(Task statement) Will you extract the entries word for word? Images should not appear in the copy.

(Task input)
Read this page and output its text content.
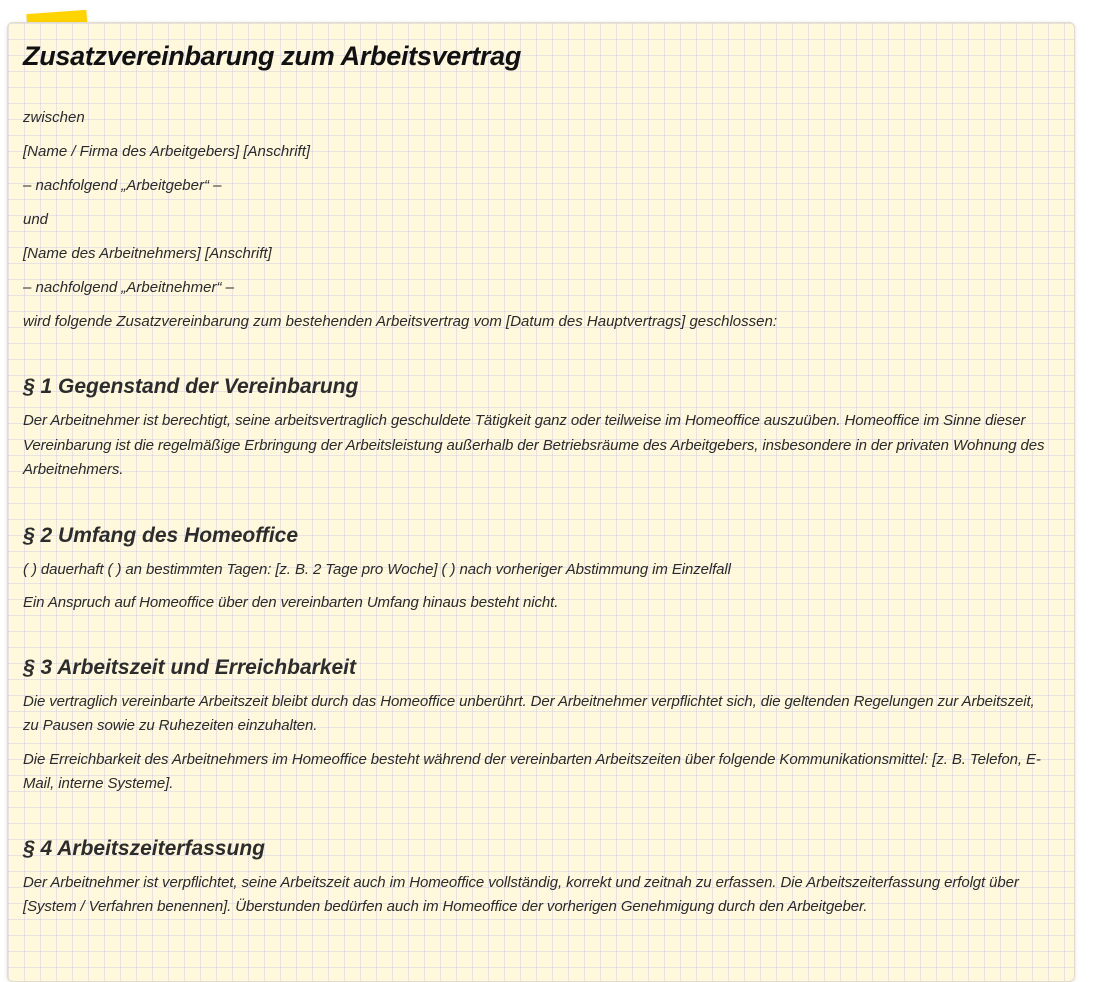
Zusatzvereinbarung zum Arbeitsvertrag

zwischen

[Name / Firma des Arbeitgebers] [Anschrift]

– nachfolgend „Arbeitgeber“ –

und

[Name des Arbeitnehmers] [Anschrift]

– nachfolgend „Arbeitnehmer“ –

wird folgende Zusatzvereinbarung zum bestehenden Arbeitsvertrag vom [Datum des Hauptvertrags] geschlossen:

§ 1 Gegenstand der Vereinbarung

Der Arbeitnehmer ist berechtigt, seine arbeitsvertraglich geschuldete Tätigkeit ganz oder teilweise im Homeoffice auszuüben. Homeoffice im Sinne dieser Vereinbarung ist die regelmäßige Erbringung der Arbeitsleistung außerhalb der Betriebsräume des Arbeitgebers, insbesondere in der privaten Wohnung des Arbeitnehmers.

§ 2 Umfang des Homeoffice

( ) dauerhaft ( ) an bestimmten Tagen: [z. B. 2 Tage pro Woche] ( ) nach vorheriger Abstimmung im Einzelfall

Ein Anspruch auf Homeoffice über den vereinbarten Umfang hinaus besteht nicht.

§ 3 Arbeitszeit und Erreichbarkeit

Die vertraglich vereinbarte Arbeitszeit bleibt durch das Homeoffice unberührt. Der Arbeitnehmer verpflichtet sich, die geltenden Regelungen zur Arbeitszeit, zu Pausen sowie zu Ruhezeiten einzuhalten.

Die Erreichbarkeit des Arbeitnehmers im Homeoffice besteht während der vereinbarten Arbeitszeiten über folgende Kommunikationsmittel: [z. B. Telefon, E-Mail, interne Systeme].

§ 4 Arbeitszeiterfassung

Der Arbeitnehmer ist verpflichtet, seine Arbeitszeit auch im Homeoffice vollständig, korrekt und zeitnah zu erfassen. Die Arbeitszeiterfassung erfolgt über [System / Verfahren benennen]. Überstunden bedürfen auch im Homeoffice der vorherigen Genehmigung durch den Arbeitgeber.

(Final result)
Read this page and output its text content.
Zusatzvereinbarung zum Arbeitsvertrag

zwischen

[Name / Firma des Arbeitgebers] [Anschrift]

– nachfolgend „Arbeitgeber“ –

und

[Name des Arbeitnehmers] [Anschrift]

– nachfolgend „Arbeitnehmer“ –

wird folgende Zusatzvereinbarung zum bestehenden Arbeitsvertrag vom [Datum des Hauptvertrags] geschlossen:

§ 1 Gegenstand der Vereinbarung

Der Arbeitnehmer ist berechtigt, seine arbeitsvertraglich geschuldete Tätigkeit ganz oder teilweise im Homeoffice auszuüben. Homeoffice im Sinne dieser Vereinbarung ist die regelmäßige Erbringung der Arbeitsleistung außerhalb der Betriebsräume des Arbeitgebers, insbesondere in der privaten Wohnung des Arbeitnehmers.

§ 2 Umfang des Homeoffice

( ) dauerhaft ( ) an bestimmten Tagen: [z. B. 2 Tage pro Woche] ( ) nach vorheriger Abstimmung im Einzelfall

Ein Anspruch auf Homeoffice über den vereinbarten Umfang hinaus besteht nicht.

§ 3 Arbeitszeit und Erreichbarkeit

Die vertraglich vereinbarte Arbeitszeit bleibt durch das Homeoffice unberührt. Der Arbeitnehmer verpflichtet sich, die geltenden Regelungen zur Arbeitszeit, zu Pausen sowie zu Ruhezeiten einzuhalten.

Die Erreichbarkeit des Arbeitnehmers im Homeoffice besteht während der vereinbarten Arbeitszeiten über folgende Kommunikationsmittel: [z. B. Telefon, E-Mail, interne Systeme].

§ 4 Arbeitszeiterfassung

Der Arbeitnehmer ist verpflichtet, seine Arbeitszeit auch im Homeoffice vollständig, korrekt und zeitnah zu erfassen. Die Arbeitszeiterfassung erfolgt über [System / Verfahren benennen]. Überstunden bedürfen auch im Homeoffice der vorherigen Genehmigung durch den Arbeitgeber.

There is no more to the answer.